» **Texte extrait**
= = = = = = =

Mais, quelle joie : « La
Trinité se passe….Malbrough ne revient
pas ! »
Quelle bonne nouvelle : John Churchill, duc de Marlborough, disparu sur le champ de
bataille !! Il est, plus ou moins, un MIA ! (Missing In Action… Comme à la Guerre du Vietnam…).
Mais pourquoi ne pas aller plus loin dans la cruauté ? On avertit sa
femme : il ne reviendra jamais. « Monsieur Malbrough est mort !
Est mort et enterré ! «
Qui est cette épouse, et pourquoi est-on si heureux de lui faire du mal ? Il s’agit, bien
sûr, de la belle Sarah Jennings-Churchill, Duchesse de Marlborough, la femme la
plus ambitieuse de l’Angleterre et l’amour de la vie de John Churchill. Et si
cette ronde enfantine française est si méchamment dirigée non seulement à l'encontre du grand soldat
mais aussi à l'encontre de son épouse, c’est que l’histoire d’amour entre John et Sarah
Churchill est certainement une des histoires d’amour les plus célèbres de la
fin du 17-ème et le début du 18-ème siècle. John gagne ses batailles sur les
champs d’honneur du continent européen. Sarah gagne ses batailles à la Cour de
la reine Anne.
Sarah Churchill est une manipulatrice et une intrigante De grande classe.Déjà lorsqu’elles n’étaient que des adolescentes la jeune Sarah
Jennings avait une relation très
malsaine avec la jeune Anne Stuart, qui n’était, à l’époque, qu’une des
héritières présomptives au trône d’Angleterre. Lorsque, après le renversement
de son père catholique, Jacques II Stuart et après les décès successifs des héritiers de Jacques II(, les époux Mary II et Guillaume d’Orange, souverains conjoints
d’Angleterre) c’est enfin Anne qui monte sur le trône en 1702. Après cette date il ne s’agit
plus simplement d’une relation malsaine entre deux jeunes amies dont l’une
(Sarah) domine totalement l’autre (Anne). Il s'agit désormais d’une relation entre une
femme épanouie, mère de famille comblée et épouse
heureuse, qui par nature, par
intérêt, mue par une ambition dévorante, manipule totalement un souverain
régnant: à savoir Anne Stuart.Anne, une femme malheureuse qui, sur 18 grossesses pathétiques n’a eu qu’un
enfant vivant. Un fils malade qu’elle a adoré et qui est mort à l’âge de 11 ans.

= = = = = = =

» **Consignes à suivre**
- A) Extrayez du texte sur les Churchill le passage qui commence aux mots « Mais, quelle joie » et s'arrête après « Malbrough est mort ! ».
- B) Écrivez la suite du texte sur les Churchill en reprenant juste après sa dernière phrase.

= = = = = = =

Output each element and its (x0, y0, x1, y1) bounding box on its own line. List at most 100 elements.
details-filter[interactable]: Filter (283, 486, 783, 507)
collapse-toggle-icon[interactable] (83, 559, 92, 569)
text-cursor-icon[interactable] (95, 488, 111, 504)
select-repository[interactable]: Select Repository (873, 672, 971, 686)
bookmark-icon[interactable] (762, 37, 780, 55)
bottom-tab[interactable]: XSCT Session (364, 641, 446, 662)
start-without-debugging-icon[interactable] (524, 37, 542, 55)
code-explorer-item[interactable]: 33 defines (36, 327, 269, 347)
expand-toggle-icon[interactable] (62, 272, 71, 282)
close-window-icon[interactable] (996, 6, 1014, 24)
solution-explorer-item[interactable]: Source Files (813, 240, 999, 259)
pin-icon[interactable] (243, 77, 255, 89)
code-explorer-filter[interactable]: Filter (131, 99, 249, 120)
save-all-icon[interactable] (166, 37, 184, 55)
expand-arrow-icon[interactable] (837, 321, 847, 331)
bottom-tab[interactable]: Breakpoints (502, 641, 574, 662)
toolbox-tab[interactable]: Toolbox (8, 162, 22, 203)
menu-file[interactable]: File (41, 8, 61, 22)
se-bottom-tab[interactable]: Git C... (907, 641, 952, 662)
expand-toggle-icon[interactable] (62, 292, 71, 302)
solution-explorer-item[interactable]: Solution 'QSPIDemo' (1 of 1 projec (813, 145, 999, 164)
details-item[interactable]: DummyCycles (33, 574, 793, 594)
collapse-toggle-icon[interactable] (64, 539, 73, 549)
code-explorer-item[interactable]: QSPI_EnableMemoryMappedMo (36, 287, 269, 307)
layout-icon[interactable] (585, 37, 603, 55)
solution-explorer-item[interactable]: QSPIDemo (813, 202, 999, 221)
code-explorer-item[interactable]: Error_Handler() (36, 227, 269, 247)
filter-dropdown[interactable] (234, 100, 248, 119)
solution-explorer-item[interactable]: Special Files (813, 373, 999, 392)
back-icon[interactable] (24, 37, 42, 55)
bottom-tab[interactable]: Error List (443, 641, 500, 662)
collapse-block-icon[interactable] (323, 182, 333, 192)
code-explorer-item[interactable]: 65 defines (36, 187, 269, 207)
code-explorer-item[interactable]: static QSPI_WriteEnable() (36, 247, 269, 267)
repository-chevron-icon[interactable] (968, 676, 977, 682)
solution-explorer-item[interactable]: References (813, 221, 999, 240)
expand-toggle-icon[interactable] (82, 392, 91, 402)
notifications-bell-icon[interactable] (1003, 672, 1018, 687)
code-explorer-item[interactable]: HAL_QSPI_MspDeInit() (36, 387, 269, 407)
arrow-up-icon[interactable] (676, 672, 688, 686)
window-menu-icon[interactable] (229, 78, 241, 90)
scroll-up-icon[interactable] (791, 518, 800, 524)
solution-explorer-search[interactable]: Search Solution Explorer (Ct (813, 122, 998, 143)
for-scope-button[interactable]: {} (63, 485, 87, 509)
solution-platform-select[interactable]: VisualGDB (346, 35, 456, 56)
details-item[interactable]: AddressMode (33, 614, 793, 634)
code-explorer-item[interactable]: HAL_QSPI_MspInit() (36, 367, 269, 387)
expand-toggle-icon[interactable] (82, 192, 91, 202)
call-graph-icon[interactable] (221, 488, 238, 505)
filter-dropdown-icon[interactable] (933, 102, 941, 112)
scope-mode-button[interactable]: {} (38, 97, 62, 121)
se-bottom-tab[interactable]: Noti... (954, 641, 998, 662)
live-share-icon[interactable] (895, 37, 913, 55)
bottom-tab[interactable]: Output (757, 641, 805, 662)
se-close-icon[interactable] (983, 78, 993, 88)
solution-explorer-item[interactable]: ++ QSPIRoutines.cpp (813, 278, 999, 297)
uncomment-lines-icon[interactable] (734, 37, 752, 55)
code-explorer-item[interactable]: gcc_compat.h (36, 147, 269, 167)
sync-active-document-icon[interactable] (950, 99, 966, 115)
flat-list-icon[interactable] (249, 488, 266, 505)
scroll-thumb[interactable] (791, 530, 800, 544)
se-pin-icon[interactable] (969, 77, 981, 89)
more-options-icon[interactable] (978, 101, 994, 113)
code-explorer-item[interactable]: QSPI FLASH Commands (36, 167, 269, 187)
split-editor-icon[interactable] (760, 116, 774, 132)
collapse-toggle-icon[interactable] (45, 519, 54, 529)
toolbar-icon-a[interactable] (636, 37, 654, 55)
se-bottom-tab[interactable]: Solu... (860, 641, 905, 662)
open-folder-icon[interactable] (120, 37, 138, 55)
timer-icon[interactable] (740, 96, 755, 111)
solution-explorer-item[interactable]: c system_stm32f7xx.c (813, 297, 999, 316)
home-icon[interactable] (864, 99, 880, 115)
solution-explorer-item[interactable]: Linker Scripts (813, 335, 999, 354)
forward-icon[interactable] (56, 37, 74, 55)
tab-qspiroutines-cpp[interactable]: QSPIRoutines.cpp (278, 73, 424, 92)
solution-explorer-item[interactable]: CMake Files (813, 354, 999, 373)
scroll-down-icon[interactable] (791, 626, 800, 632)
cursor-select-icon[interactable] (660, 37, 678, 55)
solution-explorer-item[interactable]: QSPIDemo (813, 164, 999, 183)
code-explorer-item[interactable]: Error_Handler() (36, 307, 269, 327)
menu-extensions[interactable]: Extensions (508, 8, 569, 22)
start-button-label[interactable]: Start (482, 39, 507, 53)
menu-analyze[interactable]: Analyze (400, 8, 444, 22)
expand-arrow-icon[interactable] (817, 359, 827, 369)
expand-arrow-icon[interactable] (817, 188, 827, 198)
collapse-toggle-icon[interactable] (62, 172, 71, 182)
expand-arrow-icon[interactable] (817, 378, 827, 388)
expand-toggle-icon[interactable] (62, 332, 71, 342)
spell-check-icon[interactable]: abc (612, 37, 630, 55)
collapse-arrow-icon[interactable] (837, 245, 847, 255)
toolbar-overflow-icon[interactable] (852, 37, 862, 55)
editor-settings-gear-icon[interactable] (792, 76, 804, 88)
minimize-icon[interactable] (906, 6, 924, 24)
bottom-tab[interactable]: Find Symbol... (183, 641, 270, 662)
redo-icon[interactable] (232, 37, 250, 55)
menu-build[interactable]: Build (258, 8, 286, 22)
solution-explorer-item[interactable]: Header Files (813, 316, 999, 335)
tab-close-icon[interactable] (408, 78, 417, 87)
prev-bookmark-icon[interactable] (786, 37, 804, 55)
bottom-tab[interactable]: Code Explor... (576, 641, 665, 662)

= = = = = = =

» **Résultats de l'exercice**
- A)
Mais, quelle joie : « La
Trinité se passe….Malbrough ne revient
pas ! »
Quelle bonne nouvelle : John Churchill, duc de Marlborough, disparu sur le champ de
bataille !! Il est, plus ou moins, un MIA ! (Missing In Action… Comme à la Guerre du Vietnam…).
Mais pourquoi ne pas aller plus loin dans la cruauté ? On avertit sa
femme : il ne reviendra jamais. « Monsieur Malbrough est mort !

- B)
Sarah Churchill n’a qu’une obsession dans sa vie :
l’avancement de la famille Churchill, la gloire de John, la grandeur de la dynastie
des Marlborough. Elle deploie ses talents de manipulatrice non seulement auprès de la grosse et triste reine dont
elle est la favorite. Elle use de son immense influence politique auprès les ministres et les partis, aussi bien lesWhigs que les Tories.Elle fait et et défait les gouvernements. Elle tyrannise les architectes des grandes œuvres, ( dont l’architecte
Vanbrugh qu’elle déteste, car elle
veut que ce soit le grand Christopher Wrenn, en personne, qui édifie le Palais de Blenheim,
le plus grand monument consacré à la Gloire des Churchills et qui finira par
coûter des sommes inimaginables ). Mais Sarah manipule également l’entourage de
la reine Anne, y compris ses domestiques. Et c’est justement une femme de
chambre de la reine, une parente pauvre qu’elle, Sarah, avait placée auprès
d’Anne, qui causera sa perte. Abigail Hill, intrigante à sa manière douce, secrète
et silencieuse, réussira à évincer l’exubérante Sarah Churchill de la place
qu’elle occupait à la Cour de la reine
Anne. Anne qui va se révéler plus têtue,
plus forte et moins bête que Sarah ne l’avait imaginée… Et c’est Abigail Hill sera la
nouvelle conseillère et la nouvelle favorite de Queen Anne, la dernière des Stuarts.
Après la rupture de Sarah et d’Anne en 1711, le Duc et la
Duchesse de Marlborough partiront en exil. Ils ne reviendront en Angleterre
qu’après la mort de la reine Anne en 1714, lors de l’avènement d’une nouvelle dynastie :
celle des Hanovre. John mourra en 1722. Sarah, inconsolable, continuera à intriguer jusqu’à
sa mort en 1744.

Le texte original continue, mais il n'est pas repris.